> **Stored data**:
═══

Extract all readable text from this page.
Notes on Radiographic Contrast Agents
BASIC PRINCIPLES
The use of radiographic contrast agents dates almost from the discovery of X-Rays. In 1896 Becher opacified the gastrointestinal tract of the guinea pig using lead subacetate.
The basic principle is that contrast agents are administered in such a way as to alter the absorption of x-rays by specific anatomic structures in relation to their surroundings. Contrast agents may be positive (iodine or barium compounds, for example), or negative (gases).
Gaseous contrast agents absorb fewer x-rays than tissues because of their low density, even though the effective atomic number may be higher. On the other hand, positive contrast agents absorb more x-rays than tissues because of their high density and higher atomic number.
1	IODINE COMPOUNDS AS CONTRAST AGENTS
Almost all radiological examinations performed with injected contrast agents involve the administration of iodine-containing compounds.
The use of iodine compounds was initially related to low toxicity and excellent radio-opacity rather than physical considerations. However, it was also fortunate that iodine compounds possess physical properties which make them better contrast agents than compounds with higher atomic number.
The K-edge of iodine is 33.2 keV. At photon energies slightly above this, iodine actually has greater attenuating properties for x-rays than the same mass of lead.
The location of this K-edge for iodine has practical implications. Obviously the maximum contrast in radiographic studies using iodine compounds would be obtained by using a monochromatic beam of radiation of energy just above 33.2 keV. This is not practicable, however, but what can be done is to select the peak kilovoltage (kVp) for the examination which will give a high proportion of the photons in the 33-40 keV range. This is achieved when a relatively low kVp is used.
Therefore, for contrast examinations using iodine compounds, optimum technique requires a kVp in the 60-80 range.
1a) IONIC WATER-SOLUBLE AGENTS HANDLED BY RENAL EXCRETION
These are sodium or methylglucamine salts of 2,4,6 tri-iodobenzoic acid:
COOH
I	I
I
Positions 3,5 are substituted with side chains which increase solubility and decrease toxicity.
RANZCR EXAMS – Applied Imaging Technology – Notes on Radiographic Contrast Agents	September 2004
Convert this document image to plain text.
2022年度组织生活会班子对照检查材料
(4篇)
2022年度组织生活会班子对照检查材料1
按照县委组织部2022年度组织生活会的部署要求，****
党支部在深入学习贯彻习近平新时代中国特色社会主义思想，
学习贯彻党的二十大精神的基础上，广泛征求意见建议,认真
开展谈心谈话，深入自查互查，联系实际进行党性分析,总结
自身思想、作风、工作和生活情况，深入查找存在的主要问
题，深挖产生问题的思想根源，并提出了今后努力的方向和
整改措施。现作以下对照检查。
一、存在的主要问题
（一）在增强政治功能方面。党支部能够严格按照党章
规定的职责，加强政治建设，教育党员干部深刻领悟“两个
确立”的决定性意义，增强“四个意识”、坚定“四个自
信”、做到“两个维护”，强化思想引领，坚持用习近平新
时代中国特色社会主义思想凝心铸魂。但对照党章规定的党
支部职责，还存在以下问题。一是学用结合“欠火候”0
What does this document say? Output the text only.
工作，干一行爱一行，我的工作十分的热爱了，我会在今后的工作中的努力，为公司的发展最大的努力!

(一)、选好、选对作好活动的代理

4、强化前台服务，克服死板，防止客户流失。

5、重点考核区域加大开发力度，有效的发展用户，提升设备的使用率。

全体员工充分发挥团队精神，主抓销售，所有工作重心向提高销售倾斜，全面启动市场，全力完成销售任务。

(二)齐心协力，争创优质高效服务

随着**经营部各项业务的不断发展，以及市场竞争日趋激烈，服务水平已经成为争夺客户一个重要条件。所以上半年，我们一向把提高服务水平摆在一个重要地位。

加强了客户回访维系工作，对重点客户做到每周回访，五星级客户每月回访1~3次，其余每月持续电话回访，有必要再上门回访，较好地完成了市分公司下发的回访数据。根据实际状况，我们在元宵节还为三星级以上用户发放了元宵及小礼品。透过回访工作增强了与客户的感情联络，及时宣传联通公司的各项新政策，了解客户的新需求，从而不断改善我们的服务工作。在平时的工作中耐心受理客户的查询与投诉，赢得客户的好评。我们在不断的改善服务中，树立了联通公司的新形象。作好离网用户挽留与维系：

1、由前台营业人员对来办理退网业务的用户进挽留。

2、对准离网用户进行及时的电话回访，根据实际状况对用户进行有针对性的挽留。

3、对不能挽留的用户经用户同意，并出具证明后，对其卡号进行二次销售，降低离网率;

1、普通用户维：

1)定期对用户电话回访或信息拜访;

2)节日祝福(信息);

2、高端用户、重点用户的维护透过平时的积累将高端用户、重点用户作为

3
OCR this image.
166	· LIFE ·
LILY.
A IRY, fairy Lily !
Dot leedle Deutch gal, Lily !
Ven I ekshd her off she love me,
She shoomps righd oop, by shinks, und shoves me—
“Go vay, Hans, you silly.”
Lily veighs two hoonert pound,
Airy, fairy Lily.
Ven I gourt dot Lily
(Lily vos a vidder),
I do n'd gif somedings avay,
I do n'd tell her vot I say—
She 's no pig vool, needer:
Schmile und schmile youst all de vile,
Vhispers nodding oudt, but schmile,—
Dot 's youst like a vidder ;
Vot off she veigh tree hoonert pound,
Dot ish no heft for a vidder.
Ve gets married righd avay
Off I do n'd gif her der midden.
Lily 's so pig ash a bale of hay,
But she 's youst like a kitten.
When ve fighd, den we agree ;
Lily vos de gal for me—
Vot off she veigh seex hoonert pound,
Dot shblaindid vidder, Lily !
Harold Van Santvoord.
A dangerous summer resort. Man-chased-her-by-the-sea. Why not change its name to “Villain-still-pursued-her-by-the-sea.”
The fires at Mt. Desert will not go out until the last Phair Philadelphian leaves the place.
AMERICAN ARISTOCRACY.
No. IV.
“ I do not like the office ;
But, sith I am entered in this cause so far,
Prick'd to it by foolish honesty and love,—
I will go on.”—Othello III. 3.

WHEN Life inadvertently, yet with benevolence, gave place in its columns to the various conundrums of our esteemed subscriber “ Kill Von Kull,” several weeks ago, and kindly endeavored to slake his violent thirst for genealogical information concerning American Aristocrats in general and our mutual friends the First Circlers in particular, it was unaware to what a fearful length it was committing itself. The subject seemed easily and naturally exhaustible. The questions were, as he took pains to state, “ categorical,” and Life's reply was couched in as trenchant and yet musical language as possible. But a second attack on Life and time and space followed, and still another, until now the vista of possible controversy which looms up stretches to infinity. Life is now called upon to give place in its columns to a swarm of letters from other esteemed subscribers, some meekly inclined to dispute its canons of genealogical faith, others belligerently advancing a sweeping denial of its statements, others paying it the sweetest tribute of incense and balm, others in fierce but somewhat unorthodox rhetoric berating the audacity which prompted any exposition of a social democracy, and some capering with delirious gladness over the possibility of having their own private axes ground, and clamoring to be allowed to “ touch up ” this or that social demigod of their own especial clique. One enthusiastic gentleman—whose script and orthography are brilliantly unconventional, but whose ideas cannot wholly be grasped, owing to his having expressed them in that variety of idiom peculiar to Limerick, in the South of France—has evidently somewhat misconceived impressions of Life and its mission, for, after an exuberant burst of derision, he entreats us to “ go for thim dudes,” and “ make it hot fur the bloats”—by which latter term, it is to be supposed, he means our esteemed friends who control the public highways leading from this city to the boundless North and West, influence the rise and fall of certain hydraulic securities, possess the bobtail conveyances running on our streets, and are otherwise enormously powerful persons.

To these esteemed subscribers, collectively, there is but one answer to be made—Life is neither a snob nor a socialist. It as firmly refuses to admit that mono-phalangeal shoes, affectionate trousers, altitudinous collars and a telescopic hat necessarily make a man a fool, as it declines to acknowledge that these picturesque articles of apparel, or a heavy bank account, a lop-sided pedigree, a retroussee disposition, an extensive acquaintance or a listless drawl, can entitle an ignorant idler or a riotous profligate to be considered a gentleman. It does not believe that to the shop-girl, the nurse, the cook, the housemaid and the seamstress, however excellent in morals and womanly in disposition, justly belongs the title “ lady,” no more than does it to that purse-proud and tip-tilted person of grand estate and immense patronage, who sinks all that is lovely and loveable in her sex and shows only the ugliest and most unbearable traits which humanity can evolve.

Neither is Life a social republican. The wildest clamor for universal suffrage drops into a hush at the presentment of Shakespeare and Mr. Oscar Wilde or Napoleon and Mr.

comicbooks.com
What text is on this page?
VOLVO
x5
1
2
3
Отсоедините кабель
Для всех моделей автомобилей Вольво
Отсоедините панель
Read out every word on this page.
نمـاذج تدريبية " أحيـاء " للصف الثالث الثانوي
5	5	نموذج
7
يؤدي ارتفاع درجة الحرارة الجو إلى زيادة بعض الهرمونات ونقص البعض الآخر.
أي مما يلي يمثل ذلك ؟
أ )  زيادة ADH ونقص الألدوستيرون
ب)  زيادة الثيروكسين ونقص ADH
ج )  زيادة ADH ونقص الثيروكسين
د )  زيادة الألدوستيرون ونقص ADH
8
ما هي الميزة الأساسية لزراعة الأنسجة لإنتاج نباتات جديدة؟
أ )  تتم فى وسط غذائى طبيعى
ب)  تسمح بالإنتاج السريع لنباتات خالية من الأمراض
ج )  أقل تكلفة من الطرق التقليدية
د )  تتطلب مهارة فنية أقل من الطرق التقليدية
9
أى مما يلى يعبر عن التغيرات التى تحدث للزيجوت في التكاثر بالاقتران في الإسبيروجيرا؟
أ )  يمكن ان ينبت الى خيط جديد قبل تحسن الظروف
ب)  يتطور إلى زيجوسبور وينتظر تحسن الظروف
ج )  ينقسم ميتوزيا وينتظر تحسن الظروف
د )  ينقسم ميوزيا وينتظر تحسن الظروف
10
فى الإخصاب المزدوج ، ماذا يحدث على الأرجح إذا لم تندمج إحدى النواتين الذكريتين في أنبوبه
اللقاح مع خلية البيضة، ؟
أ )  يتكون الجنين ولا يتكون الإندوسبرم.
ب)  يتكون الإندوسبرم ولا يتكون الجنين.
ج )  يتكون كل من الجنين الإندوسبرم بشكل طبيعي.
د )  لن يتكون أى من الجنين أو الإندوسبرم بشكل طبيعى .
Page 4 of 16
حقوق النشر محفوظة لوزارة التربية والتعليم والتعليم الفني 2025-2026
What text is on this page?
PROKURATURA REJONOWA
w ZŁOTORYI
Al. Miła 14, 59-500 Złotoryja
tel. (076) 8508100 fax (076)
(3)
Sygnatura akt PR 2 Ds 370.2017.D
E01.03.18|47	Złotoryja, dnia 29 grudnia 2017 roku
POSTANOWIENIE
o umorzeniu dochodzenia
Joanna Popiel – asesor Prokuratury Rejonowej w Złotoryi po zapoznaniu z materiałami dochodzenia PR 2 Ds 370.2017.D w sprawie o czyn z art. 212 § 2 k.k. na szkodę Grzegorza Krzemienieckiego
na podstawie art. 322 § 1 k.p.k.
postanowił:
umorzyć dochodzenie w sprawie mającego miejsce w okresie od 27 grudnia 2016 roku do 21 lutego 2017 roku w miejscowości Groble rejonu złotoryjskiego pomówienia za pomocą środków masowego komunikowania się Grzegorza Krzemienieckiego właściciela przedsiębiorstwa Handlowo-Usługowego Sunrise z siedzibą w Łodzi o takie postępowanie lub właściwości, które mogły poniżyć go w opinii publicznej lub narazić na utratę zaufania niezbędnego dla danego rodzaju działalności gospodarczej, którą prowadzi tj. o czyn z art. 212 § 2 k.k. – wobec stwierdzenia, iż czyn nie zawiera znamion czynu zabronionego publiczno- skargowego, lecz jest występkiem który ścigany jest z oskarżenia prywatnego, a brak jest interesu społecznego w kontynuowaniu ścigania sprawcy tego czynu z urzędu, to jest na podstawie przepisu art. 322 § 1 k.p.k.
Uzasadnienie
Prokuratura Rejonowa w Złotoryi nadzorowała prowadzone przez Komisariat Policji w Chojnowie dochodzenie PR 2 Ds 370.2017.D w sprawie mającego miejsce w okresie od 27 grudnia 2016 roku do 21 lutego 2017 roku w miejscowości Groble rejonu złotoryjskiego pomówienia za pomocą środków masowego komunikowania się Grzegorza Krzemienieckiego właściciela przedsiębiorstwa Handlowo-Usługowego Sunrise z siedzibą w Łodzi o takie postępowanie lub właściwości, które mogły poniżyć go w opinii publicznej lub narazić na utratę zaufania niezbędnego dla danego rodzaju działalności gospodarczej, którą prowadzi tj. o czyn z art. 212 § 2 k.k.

═══

> **Stated problem**:
Each line that holds the word "ونقص" is to be copied.

> **Solved problem**:
يؤدي ارتفاع درجة الحرارة الجو إلى زيادة بعض الهرمونات ونقص البعض الآخر.
أ )  زيادة ADH ونقص الألدوستيرون
ب)  زيادة الثيروكسين ونقص ADH
ج )  زيادة ADH ونقص الثيروكسين
د )  زيادة الألدوستيرون ونقص ADH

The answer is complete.